»»
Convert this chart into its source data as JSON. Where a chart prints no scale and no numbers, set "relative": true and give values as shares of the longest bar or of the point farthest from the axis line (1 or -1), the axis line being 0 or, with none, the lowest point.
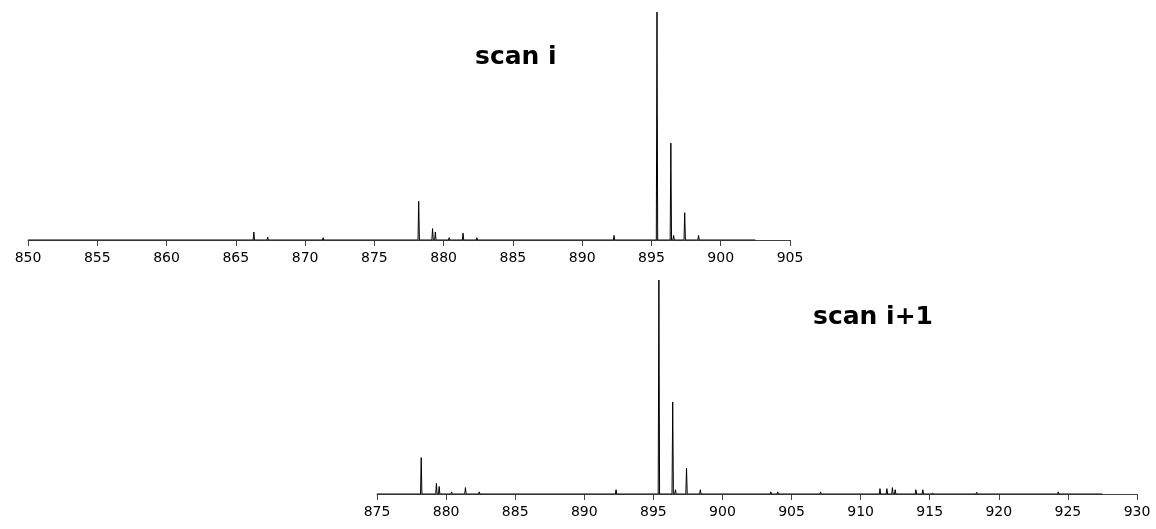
{
  "chart_data": [
    {
      "type": "line",
      "title": "scan i",
      "relative": true,
      "marker": "none",
      "xlim": [
        850,
        905
      ],
      "xticks": [
        850,
        855,
        860,
        865,
        870,
        875,
        880,
        885,
        890,
        895,
        900,
        905
      ],
      "series": [
        {
          "color": "#000000",
          "x": [
            850,
            866.25,
            866.3,
            866.35,
            867.25,
            867.3,
            867.35,
            871.25,
            871.3,
            871.35,
            878.15,
            878.2,
            878.25,
            879.15,
            879.2,
            879.25,
            879.35,
            879.4,
            879.45,
            880.35,
            880.4,
            880.45,
            881.35,
            881.4,
            881.45,
            882.35,
            882.4,
            882.45,
            892.25,
            892.3,
            892.35,
            895.35,
            895.4,
            895.45,
            896.35,
            896.4,
            896.45,
            896.55,
            896.6,
            896.65,
            897.35,
            897.4,
            897.45,
            898.35,
            898.4,
            898.45,
            902.5
          ],
          "values": [
            0,
            0,
            0.035,
            0,
            0,
            0.013,
            0,
            0,
            0.01,
            0,
            0,
            0.17,
            0,
            0,
            0.05,
            0,
            0,
            0.035,
            0,
            0,
            0.01,
            0,
            0,
            0.03,
            0,
            0,
            0.01,
            0,
            0,
            0.02,
            0,
            0,
            1,
            0,
            0,
            0.425,
            0,
            0,
            0.02,
            0,
            0,
            0.12,
            0,
            0,
            0.02,
            0,
            0
          ]
        }
      ]
    },
    {
      "type": "line",
      "title": "scan i+1",
      "relative": true,
      "marker": "none",
      "xlim": [
        875,
        930
      ],
      "xticks": [
        875,
        880,
        885,
        890,
        895,
        900,
        905,
        910,
        915,
        920,
        925,
        930
      ],
      "series": [
        {
          "color": "#000000",
          "x": [
            875,
            878.15,
            878.2,
            878.25,
            879.25,
            879.3,
            879.35,
            879.45,
            879.5,
            879.55,
            880.35,
            880.4,
            880.45,
            881.35,
            881.4,
            881.45,
            882.35,
            882.4,
            882.45,
            892.25,
            892.3,
            892.35,
            895.35,
            895.4,
            895.45,
            896.35,
            896.4,
            896.45,
            896.55,
            896.6,
            896.65,
            897.35,
            897.4,
            897.45,
            898.35,
            898.4,
            898.45,
            903.45,
            903.5,
            903.55,
            903.95,
            904,
            904.05,
            907.05,
            907.1,
            907.15,
            911.35,
            911.4,
            911.45,
            911.85,
            911.9,
            911.95,
            912.25,
            912.3,
            912.35,
            912.45,
            912.5,
            912.55,
            913.95,
            914,
            914.05,
            914.45,
            914.5,
            914.55,
            915.15,
            915.2,
            915.25,
            918.35,
            918.4,
            918.45,
            924.25,
            924.3,
            924.35,
            927.5
          ],
          "values": [
            0,
            0,
            0.17,
            0,
            0,
            0.05,
            0,
            0,
            0.035,
            0,
            0,
            0.01,
            0,
            0,
            0.03,
            0,
            0,
            0.01,
            0,
            0,
            0.02,
            0,
            0,
            1,
            0,
            0,
            0.43,
            0,
            0,
            0.02,
            0,
            0,
            0.12,
            0,
            0,
            0.02,
            0,
            0,
            0.01,
            0,
            0,
            0.01,
            0,
            0,
            0.01,
            0,
            0,
            0.025,
            0,
            0,
            0.025,
            0,
            0,
            0.03,
            0,
            0,
            0.02,
            0,
            0,
            0.02,
            0,
            0,
            0.02,
            0,
            0,
            0.005,
            0,
            0,
            0.008,
            0,
            0,
            0.01,
            0,
            0
          ]
        }
      ]
    }
  ]
}
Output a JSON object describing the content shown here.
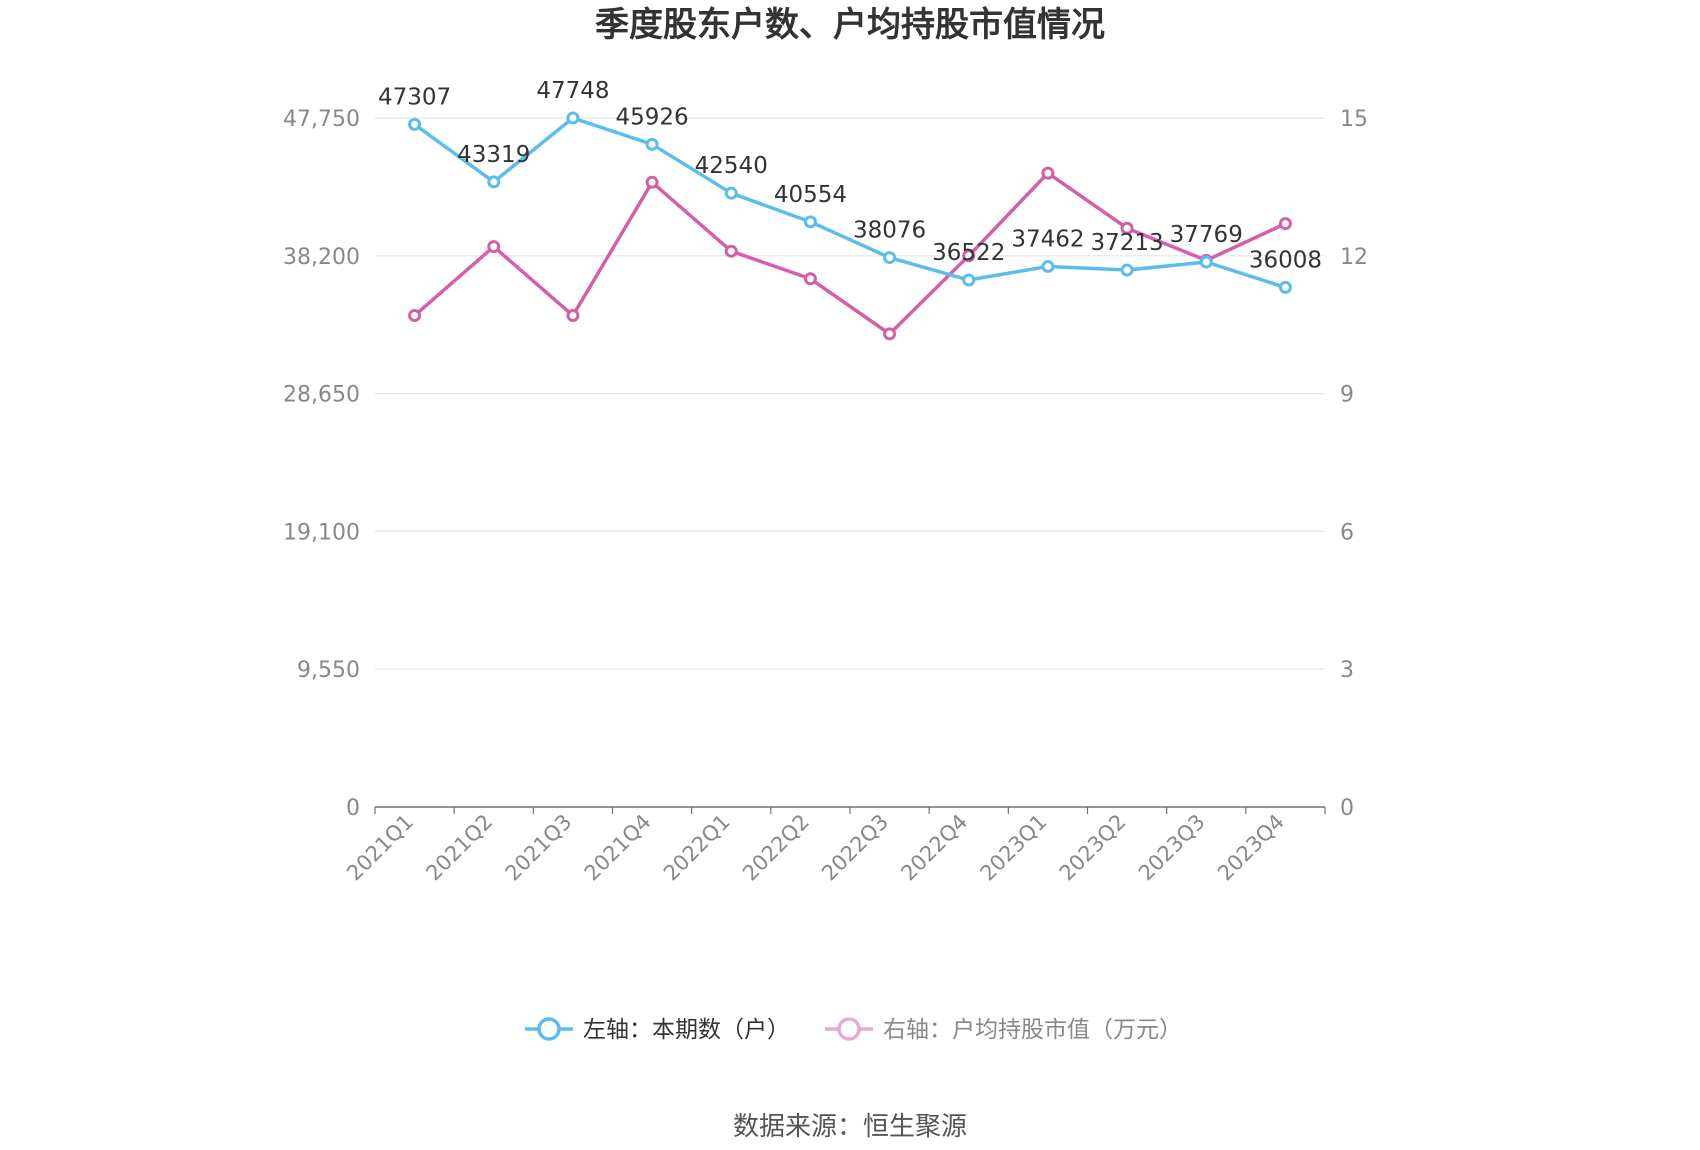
{
  "chart_data": {
    "type": "line",
    "title": "季度股东户数、户均持股市值情况",
    "categories": [
      "2021Q1",
      "2021Q2",
      "2021Q3",
      "2021Q4",
      "2022Q1",
      "2022Q2",
      "2022Q3",
      "2022Q4",
      "2023Q1",
      "2023Q2",
      "2023Q3",
      "2023Q4"
    ],
    "left_axis": {
      "ylim": [
        0,
        47750
      ],
      "ticks": [
        0,
        9550,
        19100,
        28650,
        38200,
        47750
      ],
      "tick_labels": [
        "0",
        "9,550",
        "19,100",
        "28,650",
        "38,200",
        "47,750"
      ]
    },
    "right_axis": {
      "ylim": [
        0,
        15
      ],
      "ticks": [
        0,
        3,
        6,
        9,
        12,
        15
      ],
      "tick_labels": [
        "0",
        "3",
        "6",
        "9",
        "12",
        "15"
      ]
    },
    "series": [
      {
        "name": "左轴：本期数（户）",
        "axis": "left",
        "color": "#5bbcee",
        "values": [
          47307,
          43319,
          47748,
          45926,
          42540,
          40554,
          38076,
          36522,
          37462,
          37213,
          37769,
          36008
        ],
        "labels": [
          "47307",
          "43319",
          "47748",
          "45926",
          "42540",
          "40554",
          "38076",
          "36522",
          "37462",
          "37213",
          "37769",
          "36008"
        ]
      },
      {
        "name": "右轴：户均持股市值（万元）",
        "axis": "right",
        "color": "#d45fa8",
        "values": [
          10.7,
          12.2,
          10.7,
          13.6,
          12.1,
          11.5,
          10.3,
          12.0,
          13.8,
          12.6,
          11.9,
          12.7
        ]
      }
    ],
    "grid": true,
    "legend_position": "bottom"
  },
  "source_text": "数据来源：恒生聚源"
}
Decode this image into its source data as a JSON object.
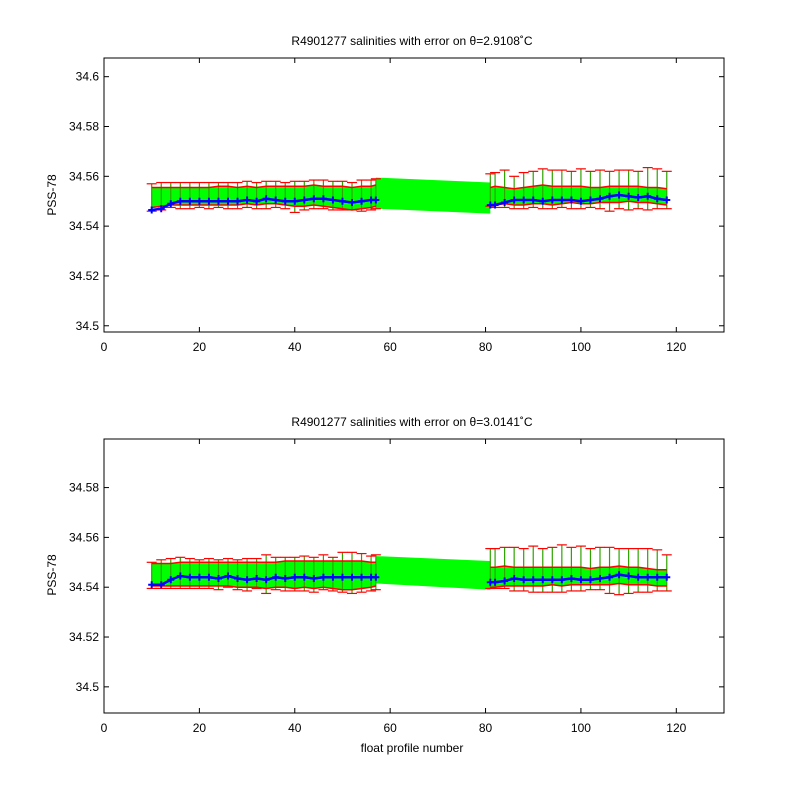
{
  "chart_data": [
    {
      "type": "line",
      "title": "R4901277 salinities with error on θ=2.9108˚C",
      "xlabel": "",
      "ylabel": "PSS-78",
      "xlim": [
        0,
        130
      ],
      "ylim": [
        34.4975,
        34.6075
      ],
      "xticks": [
        "0",
        "20",
        "40",
        "60",
        "80",
        "100",
        "120"
      ],
      "yticks": [
        "34.5",
        "34.52",
        "34.54",
        "34.56",
        "34.58",
        "34.6"
      ],
      "grid": false,
      "segments": [
        {
          "x": [
            10,
            12,
            14,
            16,
            18,
            20,
            22,
            24,
            26,
            28,
            30,
            32,
            34,
            36,
            38,
            40,
            42,
            44,
            46,
            48,
            50,
            52,
            54,
            56,
            57
          ],
          "salinity": [
            34.5465,
            34.547,
            34.549,
            34.55,
            34.55,
            34.55,
            34.55,
            34.55,
            34.55,
            34.55,
            34.5505,
            34.55,
            34.551,
            34.5505,
            34.55,
            34.55,
            34.5505,
            34.551,
            34.551,
            34.5505,
            34.55,
            34.5495,
            34.55,
            34.5505,
            34.5505
          ],
          "upper_error": [
            34.557,
            34.5575,
            34.5575,
            34.5575,
            34.5575,
            34.5575,
            34.5575,
            34.5575,
            34.5575,
            34.5575,
            34.558,
            34.5575,
            34.558,
            34.558,
            34.5575,
            34.558,
            34.558,
            34.5585,
            34.5585,
            34.558,
            34.558,
            34.5575,
            34.5585,
            34.5585,
            34.559
          ],
          "lower_error": [
            34.546,
            34.5465,
            34.5475,
            34.547,
            34.547,
            34.5475,
            34.547,
            34.5475,
            34.547,
            34.547,
            34.5475,
            34.547,
            34.547,
            34.5475,
            34.547,
            34.5455,
            34.5465,
            34.547,
            34.547,
            34.5465,
            34.5465,
            34.5465,
            34.546,
            34.5465,
            34.547
          ],
          "red_upper": [
            34.5555,
            34.5555,
            34.5555,
            34.5555,
            34.5555,
            34.5555,
            34.5555,
            34.556,
            34.556,
            34.5555,
            34.556,
            34.5555,
            34.556,
            34.556,
            34.556,
            34.556,
            34.556,
            34.5565,
            34.556,
            34.556,
            34.556,
            34.5555,
            34.556,
            34.556,
            34.5565
          ],
          "red_lower": [
            34.5475,
            34.548,
            34.5485,
            34.5485,
            34.5485,
            34.5485,
            34.5485,
            34.5485,
            34.5485,
            34.5485,
            34.549,
            34.5485,
            34.549,
            34.549,
            34.5485,
            34.548,
            34.548,
            34.5485,
            34.548,
            34.5475,
            34.547,
            34.5465,
            34.547,
            34.5475,
            34.548
          ]
        },
        {
          "x": [
            81,
            82,
            84,
            86,
            88,
            90,
            92,
            94,
            96,
            98,
            100,
            102,
            104,
            106,
            108,
            110,
            112,
            114,
            116,
            118
          ],
          "salinity": [
            34.5485,
            34.5485,
            34.5495,
            34.5505,
            34.5505,
            34.5505,
            34.55,
            34.5505,
            34.5505,
            34.5505,
            34.55,
            34.5505,
            34.551,
            34.552,
            34.5525,
            34.552,
            34.5515,
            34.552,
            34.551,
            34.5505
          ],
          "upper_error": [
            34.561,
            34.5615,
            34.5625,
            34.56,
            34.5615,
            34.562,
            34.563,
            34.5625,
            34.5625,
            34.562,
            34.563,
            34.562,
            34.5625,
            34.562,
            34.5625,
            34.5625,
            34.562,
            34.5635,
            34.563,
            34.562
          ],
          "lower_error": [
            34.548,
            34.5475,
            34.5475,
            34.547,
            34.547,
            34.5475,
            34.547,
            34.547,
            34.5475,
            34.547,
            34.547,
            34.5475,
            34.547,
            34.546,
            34.547,
            34.5465,
            34.547,
            34.5465,
            34.547,
            34.547
          ],
          "red_upper": [
            34.5555,
            34.556,
            34.5555,
            34.555,
            34.5555,
            34.556,
            34.5565,
            34.556,
            34.556,
            34.556,
            34.556,
            34.5555,
            34.5555,
            34.556,
            34.556,
            34.556,
            34.556,
            34.5555,
            34.5555,
            34.555
          ],
          "red_lower": [
            34.5485,
            34.5485,
            34.549,
            34.5485,
            34.5485,
            34.549,
            34.549,
            34.5485,
            34.549,
            34.5495,
            34.549,
            34.549,
            34.5495,
            34.5495,
            34.5495,
            34.55,
            34.5495,
            34.5495,
            34.549,
            34.5485
          ]
        }
      ],
      "gap_band": {
        "x": [
          57,
          81
        ],
        "upper": [
          34.5595,
          34.5575
        ],
        "lower": [
          34.547,
          34.545
        ]
      },
      "colors": {
        "salinity": "#0000ff",
        "error": "#ff0000",
        "band": "#00ff00",
        "band_dark": "#2ea300"
      }
    },
    {
      "type": "line",
      "title": "R4901277 salinities with error on θ=3.0141˚C",
      "xlabel": "float profile number",
      "ylabel": "PSS-78",
      "xlim": [
        0,
        130
      ],
      "ylim": [
        34.4895,
        34.5995
      ],
      "xticks": [
        "0",
        "20",
        "40",
        "60",
        "80",
        "100",
        "120"
      ],
      "yticks": [
        "34.5",
        "34.52",
        "34.54",
        "34.56",
        "34.58"
      ],
      "grid": false,
      "segments": [
        {
          "x": [
            10,
            12,
            14,
            16,
            18,
            20,
            22,
            24,
            26,
            28,
            30,
            32,
            34,
            36,
            38,
            40,
            42,
            44,
            46,
            48,
            50,
            52,
            54,
            56,
            57
          ],
          "salinity": [
            34.541,
            34.541,
            34.543,
            34.5445,
            34.544,
            34.544,
            34.544,
            34.5435,
            34.5445,
            34.5435,
            34.543,
            34.5435,
            34.543,
            34.544,
            34.5435,
            34.544,
            34.544,
            34.5435,
            34.544,
            34.544,
            34.544,
            34.544,
            34.544,
            34.544,
            34.544
          ],
          "upper_error": [
            34.55,
            34.551,
            34.5515,
            34.552,
            34.5515,
            34.551,
            34.5515,
            34.551,
            34.5515,
            34.551,
            34.5515,
            34.5515,
            34.553,
            34.552,
            34.552,
            34.552,
            34.5525,
            34.552,
            34.553,
            34.552,
            34.554,
            34.554,
            34.5535,
            34.5525,
            34.553
          ],
          "lower_error": [
            34.5395,
            34.5395,
            34.5395,
            34.5395,
            34.5395,
            34.5395,
            34.5395,
            34.539,
            34.54,
            34.539,
            34.5385,
            34.5395,
            34.5375,
            34.539,
            34.5385,
            34.5385,
            34.5385,
            34.538,
            34.539,
            34.5385,
            34.538,
            34.5375,
            34.538,
            34.5385,
            34.539
          ],
          "red_upper": [
            34.5495,
            34.5495,
            34.5495,
            34.55,
            34.55,
            34.55,
            34.55,
            34.55,
            34.55,
            34.55,
            34.55,
            34.55,
            34.55,
            34.55,
            34.5505,
            34.5505,
            34.5505,
            34.5505,
            34.5505,
            34.5505,
            34.5505,
            34.5505,
            34.5505,
            34.55,
            34.55
          ],
          "red_lower": [
            34.5405,
            34.5405,
            34.5405,
            34.5405,
            34.5405,
            34.5405,
            34.5405,
            34.5405,
            34.5405,
            34.54,
            34.54,
            34.54,
            34.5395,
            34.54,
            34.54,
            34.5395,
            34.54,
            34.5395,
            34.54,
            34.5395,
            34.539,
            34.539,
            34.5395,
            34.54,
            34.5405
          ]
        },
        {
          "x": [
            81,
            82,
            84,
            86,
            88,
            90,
            92,
            94,
            96,
            98,
            100,
            102,
            104,
            106,
            108,
            110,
            112,
            114,
            116,
            118
          ],
          "salinity": [
            34.542,
            34.542,
            34.5425,
            34.5435,
            34.543,
            34.543,
            34.543,
            34.543,
            34.543,
            34.5435,
            34.543,
            34.543,
            34.5435,
            34.544,
            34.545,
            34.5445,
            34.544,
            34.544,
            34.544,
            34.544
          ],
          "upper_error": [
            34.5555,
            34.5555,
            34.556,
            34.556,
            34.5555,
            34.5565,
            34.5555,
            34.556,
            34.557,
            34.556,
            34.5565,
            34.5555,
            34.556,
            34.556,
            34.5555,
            34.5555,
            34.5555,
            34.5555,
            34.555,
            34.553
          ],
          "lower_error": [
            34.5395,
            34.5395,
            34.5395,
            34.5385,
            34.5385,
            34.538,
            34.538,
            34.538,
            34.538,
            34.5385,
            34.5385,
            34.539,
            34.539,
            34.5375,
            34.537,
            34.5375,
            34.538,
            34.538,
            34.5385,
            34.5385
          ],
          "red_upper": [
            34.548,
            34.548,
            34.5485,
            34.548,
            34.548,
            34.548,
            34.548,
            34.548,
            34.548,
            34.548,
            34.548,
            34.5475,
            34.548,
            34.548,
            34.5485,
            34.548,
            34.548,
            34.5475,
            34.547,
            34.547
          ],
          "red_lower": [
            34.54,
            34.54,
            34.5405,
            34.5405,
            34.5405,
            34.5405,
            34.5405,
            34.541,
            34.5405,
            34.541,
            34.541,
            34.541,
            34.541,
            34.541,
            34.5415,
            34.541,
            34.541,
            34.541,
            34.5405,
            34.5405
          ]
        }
      ],
      "gap_band": {
        "x": [
          57,
          81
        ],
        "upper": [
          34.5525,
          34.5505
        ],
        "lower": [
          34.5415,
          34.539
        ]
      },
      "colors": {
        "salinity": "#0000ff",
        "error": "#ff0000",
        "band": "#00ff00",
        "band_dark": "#2ea300"
      }
    }
  ]
}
««
Pick out the lines containing the string "object" and show them.

Output a JSON object describing the content shown here.
Decode this image into its source data as a JSON object.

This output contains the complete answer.